Check each line of the material below for "Gent", then copy the ones that contain it.

<<<<

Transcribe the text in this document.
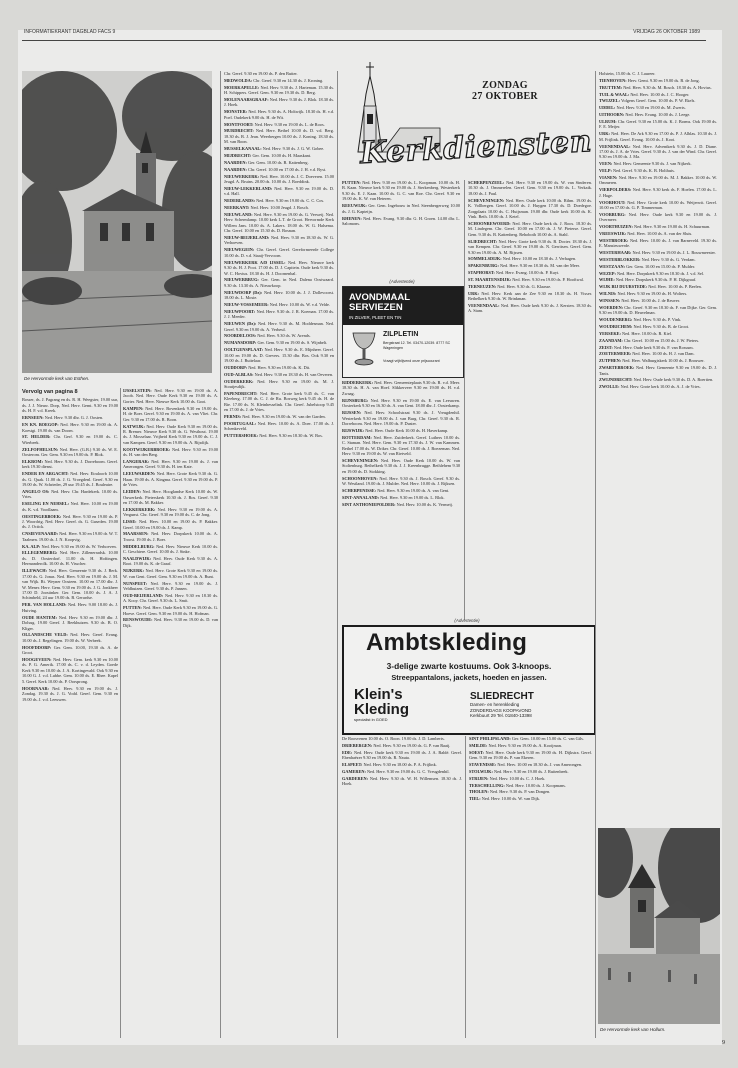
INFORMATIEKRANT DAGBLAD FACS 9	VRIJDAG 26 OKTOBER 1989
De Hervormde kerk van Esthen.
Vervolg van pagina 8

Bosser, ds. J. Pagrang en ds. R. H. Weegster, 19.00 uur, ds. J. J. Nieuw. Dorp, Ned. Herv. Gemt. 9.30 en 19.00 ds. H. F. v.d. Kreek.

ERNSEEN: Ned. Herv. 9.30 dhr. G. J. Oosten.

EN KN. BOEGOP: Ned. Herv. 9.30 en 19.00 ds. A. Koestgi. 19.00 ds. van Doorn.

ST. HELDER: Chr. Gerf. 9.30 en 19.00 ds. C. Wierbeek.

ZELFOFHELSUN: Ned. Herv. (G.B.) 9.30 ds. W. E. Oosterom. Ger. Gem. 9.30 en 19.00 ds. P. Blok.

ELKROM: Ned. Herv. 9.30 ds. J. Dorreboom. Geref. kerk 19.30 dienst.

ENDER EN ARGACHT: Ned. Herv. Eiraloorb 10.00 ds. G. Quak. 11.00 ds. J. G. Vroegdenl. Geref. 9.30 en 19.00 ds. W. Schrieder, 29 uur 19.45 ds. J. Bouleaire.

ANGELO OS: Ned. Herv. Chr. Hardekerk. 10.00 ds. Vries.

ESELING EN NEHSEL: Ned. Herv. 10.00 en 19.00 ds. K. v.d. Voodlaam.

OESTINGERBOEK: Ned. Herv. 9.30 en 19.00 ds. P. J. Woordrig. Ned. Herv. Geref. ds. G. Guseden. 19.00 ds. J. Octick.

CNSIEVENAARD: Ned. Herv. 9.30 en 19.00 dr. W. T. Taalmen. 19.00 ds. J. N. Koopvig.

KA. ALP: Ned. Herv. 9.30 en 19.00 ds. W. Verhoeven.

ELLEGEMBERG: Ned. Herv. Zillenerradsk. 10.00 ds. D. Oosterdorf. 11.00 ds. H. Hoftingen. Hermanderolk. 10.00 ds. H. Visscher.

ILLEWACH: Ned. Herv. Gemeente 9.30 ds. J. Berk. 17.00 ds. G. Jonas. Ned. Herv. 9.30 en 19.00 ds. J. M. van Wijk. Rt. Weyner Oosteen. 10.00 en 17.00 dhr. J. W. Mener. Herv. Gem. 9.30 en 19.00 ds. J. G. Jonkheer 17.00 D. Joostinker. Ger. Gem. 10.00 ds. J. A. J. Schimbeld, 24 uur 19.00 ds. B. Gerardse.

PER. VAN HOLLAND: Ned. Herv. 9.00 18.00 ds. J. Huiving.

OUDE HANTEM: Ned. Herv. 9.30 en 19.00 dhr. J. Dolsug. 19.00 Geref. J. Beekhuizen. 9.30 ds. B. O. Kliger.

OLLANDSCHE VELD: Ned. Herv. Geref. Evang. 10.00 ds. J. Regelingen. 19.00 ds. W. Verbeek.

HOOFDDORP: Ger. Gem. 10.00, 19.30 ds. A. de Groot.

HOOGEVEEN: Ned. Herv. Gem. kerk 9.30 en 10.00 ds. P. G. Amerik. 17.00 ds. C. v. d. Leyden. Goede Kerk 9.30 en 10.00 ds. J. A. Kortingevald. Ook 9.30 en 10.00 G. J. v.d. Lubbe. Gem. 10.00 ds. E. Rhee. Kapel 5. Geref. Kerk 10.00 ds. P. Oorsprong.

HOORNAAR: Ned. Herv. 9.30 en 19.00 ds. J. Zondag. 19.30 ds. J. G. Vodd. Geref. Gem. 9.30 en 19.00 ds. J. v.d. Leeuwen.

IJSSELSTEIN: Ned. Herv. 9.30 en 19.00 ds. A. Jacob. Ned. Herv. Oude Kerk 9.30 en 19.00 ds. A. Gorter. Ned. Herv. Nieuwe Kerk 10.00 ds. Gooi.

KAMPEN: Ned. Herv. Bovenkerk 9.30 en 19.00 ds. H. de Boer. Geref. 9.30 en 19.00 ds. A. van Vliet. Chr. Ger. 9.30 en 17.00 ds. R. Boon.

KATWIJK: Ned. Herv. Oude Kerk 9.30 en 19.00 ds. R. Bremer. Nieuwe Kerk 9.30 ds. G. Westhout. 19.00 ds. J. Mosselaar. Vrijheid Kerk 9.30 en 19.00 ds. C. J. van Kampen. Geref. 9.30 en 19.00 ds. A. Rijsdijk.

KOOTWIJKERBROEK: Ned. Herv. 9.30 en 19.00 ds. H. van den Berg.

LANGERAK: Ned. Herv. 9.30 en 19.00 ds. J. van Amerongen. Geref. 9.30 ds. H. ten Kate.

LEEUWARDEN: Ned. Herv. Grote Kerk 9.30 ds. G. Haan. 19.00 ds. A. Kingma. Geref. 9.30 en 19.00 ds. P. de Vries.

LEIDEN: Ned. Herv. Hooglandse Kerk 10.00 ds. W. Ouwerkerk. Pieterskerk 10.30 ds. J. Bos. Geref. 9.30 en 17.00 ds. M. Bakker.

LEKKERKERK: Ned. Herv. 9.30 en 19.00 ds. A. Vergunst. Chr. Geref. 9.30 en 19.00 ds. C. de Jong.

LISSE: Ned. Herv. 10.00 en 19.00 ds. P. Bakker. Geref. 10.00 en 19.00 ds. J. Kamp.

MAARSSEN: Ned. Herv. Dorpskerk 10.00 ds. A. Troost. 19.00 ds. J. Boer.

MIDDELBURG: Ned. Herv. Nieuwe Kerk 10.00 ds. C. Geschiere. Geref. 10.00 ds. J. Sinke.

NAALDWIJK: Ned. Herv. Oude Kerk 9.30 ds. A. Boot. 19.00 ds. K. de Graaf.

NIJKERK: Ned. Herv. Grote Kerk 9.30 en 19.00 ds. W. van Gent. Geref. Gem. 9.30 en 19.00 ds. A. Bunt.

NUNSPEET: Ned. Herv. 9.30 en 19.00 ds. J. Veldhuizen. Geref. 9.30 ds. P. Jansen.

OUD-BEIJERLAND: Ned. Herv. 9.30 en 18.30 ds. A. Kooy. Chr. Geref. 9.30 ds. L. Smit.

PUTTEN: Ned. Herv. Oude Kerk 9.30 en 19.00 ds. G. Hoeve. Geref. Gem. 9.30 en 19.00 ds. H. Hofman.

RENSWOUDE: Ned. Herv. 9.30 en 19.00 ds. D. van Dijk.

Chr. Geref. 9.30 en 19.00 ds. P. den Butter.

MEDWOLDA: Chr. Geref. 9.30 en 14.30 ds. J. Kroning.

MOERKAPELLE: Ned. Herv. 9.30 ds. J. Harteman. 15.30 ds. H. Schippers. Geref. Gem. 9.30 en 19.30 ds. D. Berg.

MOLENAARSGRAAF: Ned. Herv. 9.30 ds. J. Blok. 18.30 ds. J. Hoek.

MONSTER: Ned. Herv. 9.30 ds. A. Holtwijk. 18.30 ds. H. v.d. Poel. Oudekerk 9.00 ds. H. de Wit.

MONTFOORT: Ned. Herv. 9.30 en 19.00 ds. L. de Roos.

MURDRECHT: Ned. Herv. Bethel 10.00 ds. D. v.d. Berg. 18.30 ds. B. J. Jean. Weerbergen 10.00 ds. J. Koning. 18.30 ds. M. van Boon.

MUSSELKANAAL: Ned. Herv. 9.30 ds. J. G. W. Gobee.

MIJDRECHT: Ger. Gem. 10.00 ds. H. Maaskant.

NAARDEN: Ger. Gem. 10.00 ds. B. Kattenberg.

NAARDEN: Chr. Geref. 10.00 en 17.00 ds. J. H. v.d. Byst.

NIEUWERKERK: Ned. Herv. 10.00 ds. J. C. Doeveren. 15.00 Jeugd. A. Bruins. 20.00 ds. 10.00 ds. J. Boeddink.

NIEUW-LEKKERLAND: Ned. Herv. 9.30 en 19.00 ds. D. v.d. Hall.

NEDERLANDS: Ned. Herv. 9.30 en 19.00 ds. C. C. Cos.

NEERKANT: Ned. Herv. 10.00 Jeugd. J. Bosch.

NIEUWLAND: Ned. Herv. 9.30 en 19.00 ds. G. Verweij. Ned. Herv. Schermlamp. 10.00 kerk L.T. de Groot. Hervormde Kerk Willem Jans. 10.00 ds. A. Lakers. 18.00 ds. W. G. Halsema. Chr. Geref. 10.00 en 15.30 ds. D. Bosnan.

NIEUW-BEIJERLAND: Ned. Herv. 9.30 en 18.30 ds. W. G. Verhoeven.

NIEUWEGEIN: Chr. Geref. Geref. Gereformeerde College 10.00 ds. D. v.d. Staaij-Vervoorn.

NIEUWERKERK A/D IJSSEL: Ned. Herv. Nieuwe kerk 9.30 ds. H. J. Poot. 17.00 ds. D. J. Capitein. Oude kerk 9.30 ds. W. C. Hovius. 18.30 ds. H. J. Doornenbal.

NIEUWERBRUG: Ger. Gem. in Ned. Dalena Oostwaard. 9.30 ds. 13.30 ds. A. Nieuwkoop.

NIEUWDORP (Dz): Ned. Herv. 10.00 ds. J. J. Dollevoorst. 18.00 ds. L. Mosie.

NIEUW-VOSSEMEER: Ned. Herv. 10.00 ds. W. v.d. Velde.

NIEUWPOORT: Ned. Herv. 9.30 ds. J. R. Koeman. 17.00 ds. J. J. Meeder.

NIEUWEN (Dz): Ned. Herv. 9.30 ds. M. Hoddesman. Ned. Geref. 9.30 en 19.00 ds. A. Verheul.

NOORDELOOS: Ned. Herv. 9.30 ds. W. Arends.

NUMANSDORP: Ger. Gem. 9.30 en 19.00 ds. S. Wijnbelt.

OOLTGENSPLAAT: Ned. Herv. 9.30 ds. E. Mijnheer. Geref. 10.00 en 19.00 ds. D. Grevers. 15.30 dhr. Bos. Ook 9.30 en 19.00 ds. J. Buitelaar.

OUDDORP: Ned. Herv. 9.30 en 19.00 ds. K. Dit.

OUD-ALBLAS: Ned. Herv. 9.30 en 18.30 ds. H. van Oeveren.

OUDERKERK: Ned. Herv. 9.30 en 19.00 ds. M. J. Stoutjesdijk.

PAPENDRECHT: Ned. Herv. Grote kerk 9.45 ds. C. van Kleeberg. 17.00 ds. C. J. de Ru. Bosweg kerk 9.45 ds. H. de Bie. 17.00 ds. N. Kleinhesselink. Chr. Geref. Jubelstoop 9.45 en 17.00 ds. J. de Vries.

PERNIS: Ned. Herv. 9.30 en 19.00 ds. W. van der Garden.

POORTUGAAL: Ned. Herv. 10.00 ds. A. Doer. 17.00 ds. J. Schenkeveld.

PUTTERSHOEK: Ned. Herv. 9.30 en 18.30 ds. W. Bos.

ZONDAG
27 OKTOBER
Kerkdiensten

PUTTEN: Ned. Herv. 9.30 en 19.00 ds. L. Koopman. 10.00 ds. H. B. Kaan. Nieuwe kerk 9.30 en 19.00 ds. J. Sterkenberg. Westerkerk 9.30 ds. E. J. Kaan. 10.00 ds. G. C. van Roe. Chr. Geref. 9.30 en 19.00 ds. K. W. van Heteren.

REEUWIJK: Ger. Gem. Ingebouw in Ned. Steenbergerweg 10.00 ds. J. G. Kapteijn.

RHENEN: Ned. Herv. Evang. 9.30 dhr. G. H. Groen. 14.00 dhr. L. Salomons.

SCHERPENZEEL: Ned. Herv. 9.30 en 19.00 ds. W. van Sinderen. 10.30 ds. J. Ommerelen. Geref. Gem. 9.30 en 19.00 ds. L. Verkaik. 18.00 ds. J. Paul.

SCHEVENINGEN: Ned. Herv. Oude kerk 10.00 ds. Rihm. 19.00 ds. K. Vollbergen. Geref. 10.00 ds. J. Huygen 17.30 ds. D. Doedegoe. Zorgplaats 10.00 ds. C. Huijsman. 19.00 dhr. Oude kerk 10.00 ds. K. Vink. Beth. 10.00 ds. J. Ketel.

SCHOONREWOERD: Ned. Herv. Oude kerk ds. J. Roos. 18.30 ds. M. Lindegem. Chr. Geref. 10.00 en 17.00 ds. J. W. Pieterse. Geref. Gem. 9.30 ds. B. Kattenberg. Rehoboth 10.00 ds. A. Stahl.

SLIEDRECHT: Ned. Herv. Grote kerk 9.30 ds. B. Docter. 18.30 ds. J. van Kempen. Chr. Geref. 9.30 en 19.00 ds. N. Gerritsen. Geref. Gem. 9.30 en 19.00 ds. A. M. Rijssen.

SOMMELSDIJK: Ned. Herv. 10.00 en 18.30 ds. J. Verhagen.

SPAKENBURG: Ned. Herv. 9.30 en 18.30 ds. M. van der Meer.

STAPHORST: Ned. Herv. Evang. 10.00 ds. P. Kuyt.

ST. MAARTENSDIJK: Ned. Herv. 9.30 en 19.00 ds. P. Hooftwal.

TERNEUZEN: Ned. Herv. 9.30 ds. G. Klaasse.

URK: Ned. Herv. Kerk aan de Zee 9.30 en 18.30 ds. H. Visser. Bethelkerk 9.30 ds. W. Brinkman.

VEENENDAAL: Ned. Herv. Oude kerk 9.30 ds. J. Kersten. 18.30 ds. A. Stam.

(Advertentie)
AVONDMAAL SERVIEZEN
IN ZILVER, PLEET EN TIN
ZILPLETIN
Bergstraat 12. Tel. 03470-12039. 8777 SC Wageningen
Vraagt vrijblijvend onze prijscourant

RIDDERKERK: Ned. Herv. Gemeenteplaats 9.30 ds. R. v.d. Meer. 18.30 ds. H. A. van Hoef. Slikkerveer 9.30 en 19.00 ds. H. v.d. Zwaag.

RIJNSBURG: Ned. Herv. 9.30 en 19.00 ds. E. van Leeuwen. Oosterkerk 9.30 en 16.30 ds. A. van Gent. 18.00 dhr. J. Oosterkamp.

RIJSSEN: Ned. Herv. Schoolstraat 9.30 ds. J. Vreugdenhil. Westerkerk 9.30 en 19.00 ds. J. van Burg. Chr. Geref. 9.30 ds. R. Dorreboom. Ned. Herv. 19.00 ds. P. Duster.

RIJSWIJK: Ned. Herv. Oude Kerk 10.00 ds. H. Haverkamp.

ROTTERDAM: Ned. Herv. Zuiderkerk. Geref. Luthers 10.00 ds. C. Staman. Ned. Herv. Gem. 9.30 en 17.30 ds. J. W. van Kammen. Bethel 17.00 ds. W. Driker. Chr. Geref. 10.00 ds. J. Boezeman. Ned. Herv. 9.30 en 19.00 ds. W. van Rietveld.

SCHEVENINGEN: Ned. Herv. Oude Kerk 10.00 ds. W. van Stoltenburg. Bethelkerk 9.30 ds. J. J. Kreenbrugge. Bethlehem 9.30 en 19.00 ds. D. Stokking.

SCHOONHOVEN: Ned. Herv. 9.30 ds. J. Bosch. Geref. 9.30 ds. W. Westland. 19.00 ds. J. Mulder. Ned. Herv. 10.00 ds. J. Rijksen.

SCHERPENISSE: Ned. Herv. 9.30 en 19.00 ds. A. van Gent.

SINT-ANNALAND: Ned. Herv. 9.30 en 19.00 ds. L. Blok.

SINT ANTHONIEPOLDER: Ned. Herv. 10.00 ds. K. Vermeij.

(Advertentie)
Ambtskleding
3-delige zwarte kostuums. Ook 3-knoops.
Streeppantalons, jackets, hoeden en jassen.
Klein's Kleding
specialist in GOED
SLIEDRECHT
Damen- en herenkleding
ZONDERDAGS KOOPAVOND
Kerkbuurt 29 Tel. 01840-13398

De Roosvenen 10.00 ds. O. Boon. 19.00 ds. J. D. Lamberts.

DRIEBERGEN: Ned. Herv. 9.30 en 19.00 ds. G. P. van Raaij.

EDE: Ned. Herv. Oude kerk 9.30 en 19.00 ds. J. A. Baldé. Geref. Ebenhaëzer 9.30 en 19.00 ds. R. Nauta.

ELSPEET: Ned. Herv. 9.30 en 18.00 ds. P. A. Frijlink.

GAMEREN: Ned. Herv. 9.30 en 19.00 ds. G. C. Vreugdenhil.

GARDEREN: Ned. Herv. 9.30 ds. W. H. Willemsen. 18.30 ds. J. Hoek.

SINT PHILIPSLAND: Ger. Gem. 10.00 en 15.00 ds. C. van Gils.

SMILDE: Ned. Herv. 9.30 en 19.00 ds. A. Kooijman.

SOEST: Ned. Herv. Oude kerk 9.30 en 19.00 ds. H. Dijkstra. Geref. Gem. 9.30 en 19.00 ds. P. van Ekeren.

STAVENISSE: Ned. Herv. 10.00 en 18.30 ds. J. van Amerongen.

STOLWIJK: Ned. Herv. 9.30 en 19.00 ds. J. Ruitenbeek.

STRIJEN: Ned. Herv. 10.00 ds. C. J. Hoek.

TERSCHELLING: Ned. Herv. 10.00 ds. J. Koopmans.

THOLEN: Ned. Herv. 9.30 ds. P. van Dongen.

TIEL: Ned. Herv. 10.00 ds. W. van Dijk.

Holstein, 15.00 ds. C. J. Laureer.

TIENHOVEN: Herv. Gemt. 9.30 en 19.00 ds. B. de Jong.

TRUTTEM: Ned. Herv. 9.30 ds. M. Bosch. 18.30 ds. A. Hovius.

TUIL & WAAL: Ned. Herv. 10.00 ds. J. C. Hooger.

TWIJZEL: Volgens Geref. Gem. 10.00 ds. P. W. Ekels.

UDDEL: Ned. Herv. 9.30 en 19.00 ds. M. Zwerts.

UITHOORN: Ned. Herv. Evang. 10.00 ds. J. Leege.

ULRUM: Chr. Geref. 9.30 en 15.00 ds. K. J. Borms. Ook 19.00 ds. F. E. Meijer.

URK: Ned. Herv. De Ark 9.30 en 17.00 ds. P. J. Alblas. 10.30 ds. J. M. Frijlink. Geref. Evang. 10.00 ds. J. Kooi.

VEENENDAAL: Ned. Herv. Adventkerk 9.30 ds. J. D. Diane. 17.00 ds. J. A. de Vries. Geref. 9.30 ds. J. van der Wind. Chr. Geref. 9.30 en 19.00 ds. J. Ma.

VEEN: Ned. Herv. Gemeente 9.30 ds. J. van Nijkerk.

VELP: Ned. Geref. 9.30 ds. K. B. Holthuis.

VIANEN: Ned. Herv. 9.30 en 19.00 ds. M. J. Bakker. 10.00 ds. W. Ommeren.

VIERPOLDERS: Ned. Herv. 9.30 kerk ds. F. Hoelen. 17.00 ds. L. J. Hage.

VOORHOUT: Ned. Herv. Grote kerk 10.00 ds. Weijerwit. Geref. 10.00 en 17.00 ds. G. P. Timmerman.

VOORBURG: Ned. Herv. Oude kerk 9.30 en 19.00 ds. J. Overmeer.

VOORTHUIZEN: Ned. Herv. 9.30 en 19.00 ds. H. Schuurman.

VREESWIJK: Ned. Herv. 10.00 ds. A. van der Sluis.

WESTBROEK: Ned. Herv. 10.00 ds. J. van Barneveld. 19.30 ds. E. Mansieuwerde.

WESTERHAAR: Ned. Herv. 9.30 en 19.00 ds. J. L. Bouwmeester.

WESTERBLOKKER: Ned. Herv. 9.30 ds. G. Verdam.

WESTZAAN: Ger. Gem. 10.00 en 15.00 ds. P. Mulder.

WEZEP: Ned. Herv. Dorpskerk 9.30 en 18.30 ds. J. v.d. Sel.

WIJHE: Ned. Herv. Dorpskerk 9.30 ds. P. H. Dijkgraaf.

WIJK BIJ DUURSTEDE: Ned. Herv. 10.00 ds. P. Beelen.

WILNIS: Ned. Herv. 9.30 en 19.00 ds. H. Wolters.

WINSSEN: Ned. Herv. 10.00 ds. J. de Reuver.

WOERDEN: Chr. Geref. 9.30 en 18.30 ds. F. van Dijke. Ger. Gem. 9.30 en 19.00 ds. D. Heuvelman.

WOUDENBERG: Ned. Herv. 9.30 ds. P. Vink.

WOUDRICHEM: Ned. Herv. 9.30 ds. B. de Groot.

YERSEKE: Ned. Herv. 10.00 ds. R. Kiel.

ZAANDAM: Chr. Geref. 10.00 en 15.00 ds. J. W. Pieters.

ZEIST: Ned. Herv. Oude kerk 9.30 ds. F. van Rossum.

ZOETERMEER: Ned. Herv. 10.00 ds. H. J. van Dam.

ZUTPHEN: Ned. Herv. Walburgiskerk 10.00 ds. J. Brouwer.

ZWARTEBROEK: Ned. Herv. Gemeente 9.30 en 19.00 ds. D. J. Tanis.

ZWIJNDRECHT: Ned. Herv. Oude kerk 9.30 ds. D. A. Boertien.

ZWOLLE: Ned. Herv. Grote kerk 10.00 ds. A. J. de Vries.

De Hervormde kerk van Hollum.
9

>>>>

** Response below **
NIJKERK: Ned. Herv. Grote Kerk 9.30 en 19.00 ds. W. van Gent. Geref. Gem. 9.30 en 19.00 ds. A. Bunt.
RIJNSBURG: Ned. Herv. 9.30 en 19.00 ds. E. van Leeuwen. Oosterkerk 9.30 en 16.30 ds. A. van Gent. 18.00 dhr. J. Oosterkamp.
SCHERPENISSE: Ned. Herv. 9.30 en 19.00 ds. A. van Gent.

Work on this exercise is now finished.